Your task
Take the records below and extract, word for word, the lines from the one containing "Read out every word on this page." through the final line, inclusive. Omit pictures.

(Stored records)
((

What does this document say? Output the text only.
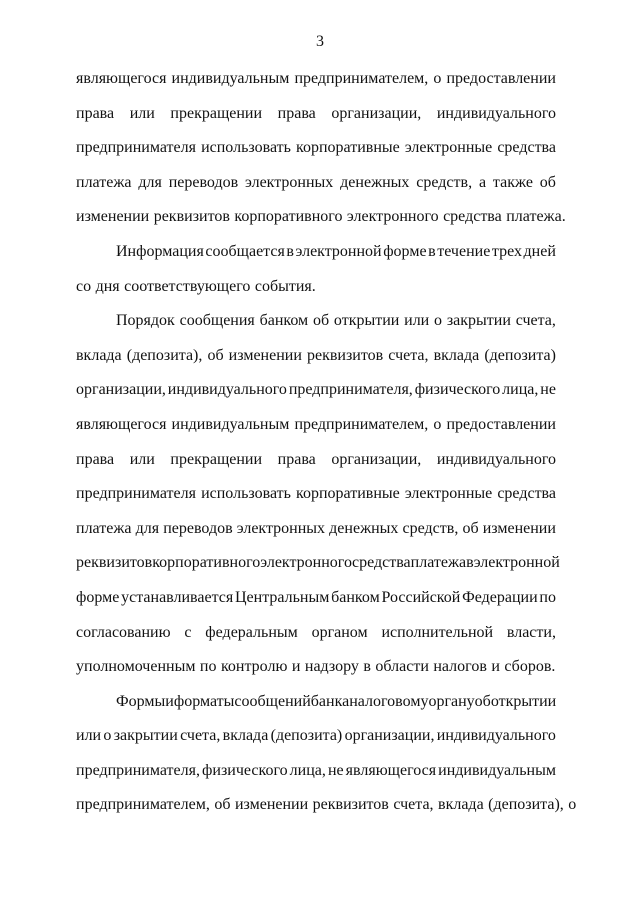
3
являющегося индивидуальным предпринимателем, о предоставлении
права или прекращении права организации, индивидуального
предпринимателя использовать корпоративные электронные средства
платежа для переводов электронных денежных средств, а также об
изменении реквизитов корпоративного электронного средства платежа.
Информация сообщается в электронной форме в течение трех дней
со дня соответствующего события.
Порядок сообщения банком об открытии или о закрытии счета,
вклада (депозита), об изменении реквизитов счета, вклада (депозита)
организации, индивидуального предпринимателя, физического лица, не
являющегося индивидуальным предпринимателем, о предоставлении
права или прекращении права организации, индивидуального
предпринимателя использовать корпоративные электронные средства
платежа для переводов электронных денежных средств, об изменении
реквизитов корпоративного электронного средства платежа в электронной
форме устанавливается Центральным банком Российской Федерации по
согласованию с федеральным органом исполнительной власти,
уполномоченным по контролю и надзору в области налогов и сборов.
Формы и форматы сообщений банка налоговому органу об открытии
или о закрытии счета, вклада (депозита) организации, индивидуального
предпринимателя, физического лица, не являющегося индивидуальным
предпринимателем, об изменении реквизитов счета, вклада (депозита), о
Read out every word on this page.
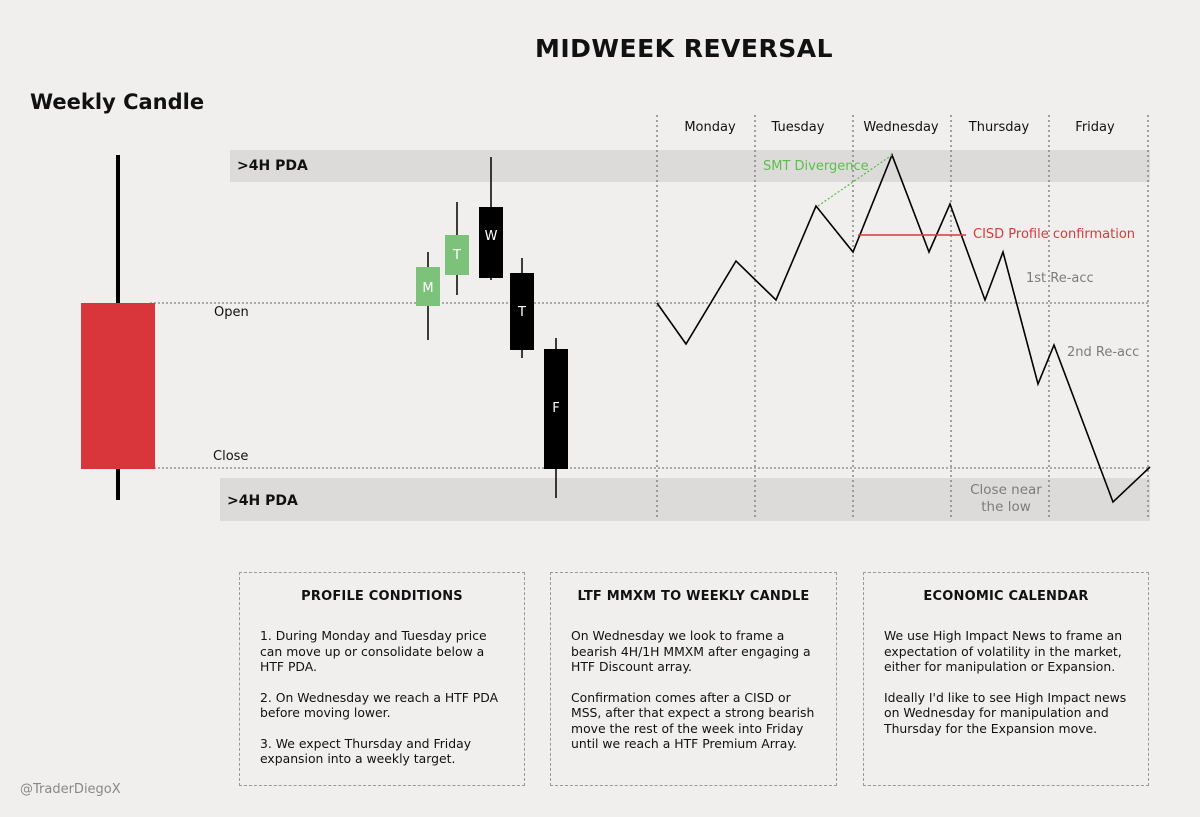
MIDWEEK REVERSAL
Weekly Candle
>4H PDA
>4H PDA
Open
Close
M
T
W
T
F
Monday	Tuesday	Wednesday Thursday	Friday
SMT Divergence
CISD Profile confirmation
1st Re-acc
2nd Re-acc
Close near
the low
PROFILE CONDITIONS

1. During Monday and Tuesday price can move up or consolidate below a HTF PDA.

2. On Wednesday we reach a HTF PDA before moving lower.

3. We expect Thursday and Friday expansion into a weekly target.

LTF MMXM TO WEEKLY CANDLE

On Wednesday we look to frame a bearish 4H/1H MMXM after engaging a HTF Discount array.

Confirmation comes after a CISD or MSS, after that expect a strong bearish move the rest of the week into Friday until we reach a HTF Premium Array.

ECONOMIC CALENDAR

We use High Impact News to frame an expectation of volatility in the market, either for manipulation or Expansion.

Ideally I'd like to see High Impact news on Wednesday for manipulation and Thursday for the Expansion move.

@TraderDiegoX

))

Answer for the task
Read out every word on this page.
MIDWEEK REVERSAL
Weekly Candle
>4H PDA
>4H PDA
Open
Close
M
T
W
T
F
Monday	Tuesday	Wednesday Thursday	Friday
SMT Divergence
CISD Profile confirmation
1st Re-acc
2nd Re-acc
Close near
the low
PROFILE CONDITIONS

1. During Monday and Tuesday price can move up or consolidate below a HTF PDA.

2. On Wednesday we reach a HTF PDA before moving lower.

3. We expect Thursday and Friday expansion into a weekly target.

LTF MMXM TO WEEKLY CANDLE

On Wednesday we look to frame a bearish 4H/1H MMXM after engaging a HTF Discount array.

Confirmation comes after a CISD or MSS, after that expect a strong bearish move the rest of the week into Friday until we reach a HTF Premium Array.

ECONOMIC CALENDAR

We use High Impact News to frame an expectation of volatility in the market, either for manipulation or Expansion.

Ideally I'd like to see High Impact news on Wednesday for manipulation and Thursday for the Expansion move.

@TraderDiegoX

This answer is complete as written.